— Begin —
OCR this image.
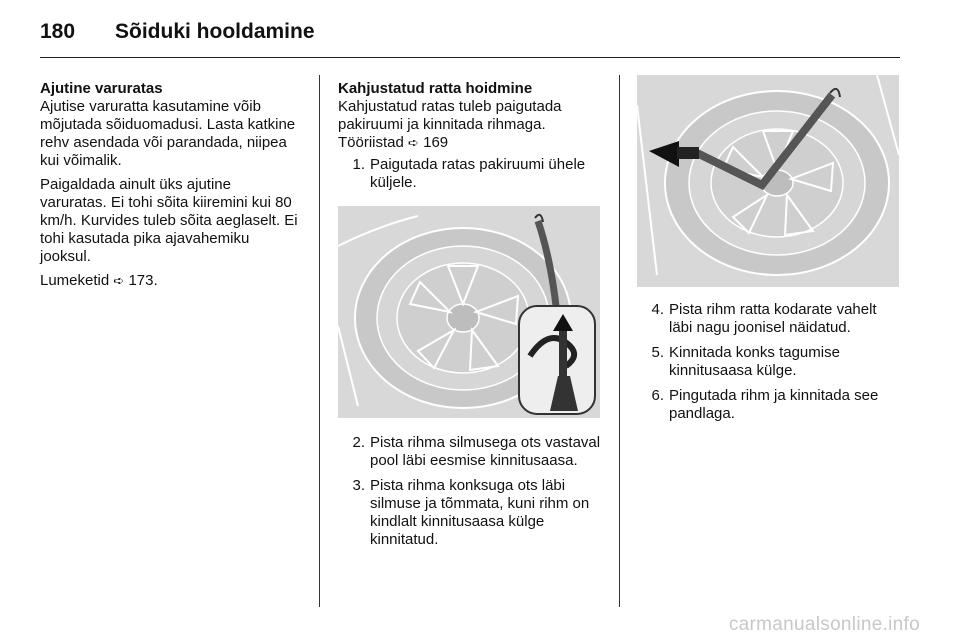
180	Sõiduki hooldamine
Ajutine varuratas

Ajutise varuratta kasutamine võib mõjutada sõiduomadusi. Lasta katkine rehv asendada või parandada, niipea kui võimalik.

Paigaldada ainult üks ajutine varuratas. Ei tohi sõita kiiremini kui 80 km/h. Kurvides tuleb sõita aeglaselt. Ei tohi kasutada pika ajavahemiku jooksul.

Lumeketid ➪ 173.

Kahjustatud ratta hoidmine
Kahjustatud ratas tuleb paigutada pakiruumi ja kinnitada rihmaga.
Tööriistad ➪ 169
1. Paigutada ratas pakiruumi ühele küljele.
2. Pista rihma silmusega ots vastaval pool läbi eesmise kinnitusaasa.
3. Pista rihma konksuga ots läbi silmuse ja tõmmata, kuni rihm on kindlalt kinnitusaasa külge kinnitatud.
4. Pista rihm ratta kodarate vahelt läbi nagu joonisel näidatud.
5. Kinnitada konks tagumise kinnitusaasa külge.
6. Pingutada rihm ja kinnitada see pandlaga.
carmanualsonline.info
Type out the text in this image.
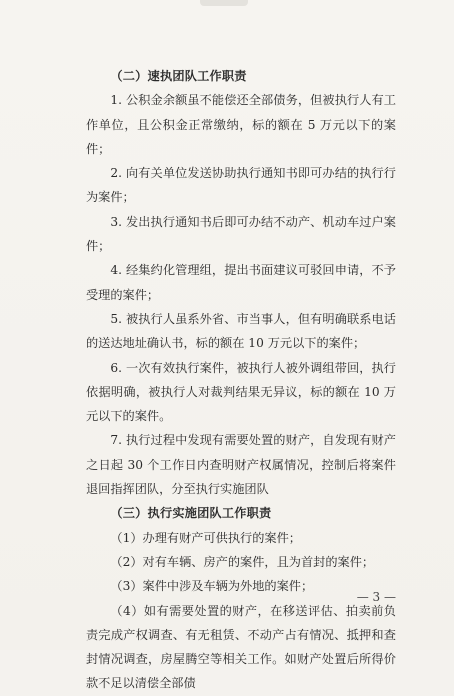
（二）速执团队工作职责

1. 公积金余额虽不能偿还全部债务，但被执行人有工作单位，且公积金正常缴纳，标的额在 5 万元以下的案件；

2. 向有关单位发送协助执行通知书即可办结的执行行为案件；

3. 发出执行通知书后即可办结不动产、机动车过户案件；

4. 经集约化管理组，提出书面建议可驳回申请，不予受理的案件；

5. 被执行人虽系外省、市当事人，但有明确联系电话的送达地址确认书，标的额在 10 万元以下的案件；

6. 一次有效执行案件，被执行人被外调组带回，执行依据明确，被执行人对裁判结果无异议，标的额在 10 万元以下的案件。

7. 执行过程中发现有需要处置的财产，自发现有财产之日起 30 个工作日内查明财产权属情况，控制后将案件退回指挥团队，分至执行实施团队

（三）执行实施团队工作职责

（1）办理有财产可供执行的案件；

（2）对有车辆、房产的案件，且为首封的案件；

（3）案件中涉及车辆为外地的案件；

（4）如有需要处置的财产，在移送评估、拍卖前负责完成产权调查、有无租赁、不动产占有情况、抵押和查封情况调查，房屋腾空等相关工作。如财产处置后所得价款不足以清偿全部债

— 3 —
— End —
Reproduce all entries exactly. Pictures do not belong in the copy.

__Reply__
OCR this image.
180	Sõiduki hooldamine
Ajutine varuratas

Ajutise varuratta kasutamine võib mõjutada sõiduomadusi. Lasta katkine rehv asendada või parandada, niipea kui võimalik.

Paigaldada ainult üks ajutine varuratas. Ei tohi sõita kiiremini kui 80 km/h. Kurvides tuleb sõita aeglaselt. Ei tohi kasutada pika ajavahemiku jooksul.

Lumeketid ➪ 173.

Kahjustatud ratta hoidmine
Kahjustatud ratas tuleb paigutada pakiruumi ja kinnitada rihmaga.
Tööriistad ➪ 169
1. Paigutada ratas pakiruumi ühele küljele.
2. Pista rihma silmusega ots vastaval pool läbi eesmise kinnitusaasa.
3. Pista rihma konksuga ots läbi silmuse ja tõmmata, kuni rihm on kindlalt kinnitusaasa külge kinnitatud.
4. Pista rihm ratta kodarate vahelt läbi nagu joonisel näidatud.
5. Kinnitada konks tagumise kinnitusaasa külge.
6. Pingutada rihm ja kinnitada see pandlaga.
carmanualsonline.info
Type out the text in this image.
（二）速执团队工作职责

1. 公积金余额虽不能偿还全部债务，但被执行人有工作单位，且公积金正常缴纳，标的额在 5 万元以下的案件；

2. 向有关单位发送协助执行通知书即可办结的执行行为案件；

3. 发出执行通知书后即可办结不动产、机动车过户案件；

4. 经集约化管理组，提出书面建议可驳回申请，不予受理的案件；

5. 被执行人虽系外省、市当事人，但有明确联系电话的送达地址确认书，标的额在 10 万元以下的案件；

6. 一次有效执行案件，被执行人被外调组带回，执行依据明确，被执行人对裁判结果无异议，标的额在 10 万元以下的案件。

7. 执行过程中发现有需要处置的财产，自发现有财产之日起 30 个工作日内查明财产权属情况，控制后将案件退回指挥团队，分至执行实施团队

（三）执行实施团队工作职责

（1）办理有财产可供执行的案件；

（2）对有车辆、房产的案件，且为首封的案件；

（3）案件中涉及车辆为外地的案件；

（4）如有需要处置的财产，在移送评估、拍卖前负责完成产权调查、有无租赁、不动产占有情况、抵押和查封情况调查，房屋腾空等相关工作。如财产处置后所得价款不足以清偿全部债

— 3 —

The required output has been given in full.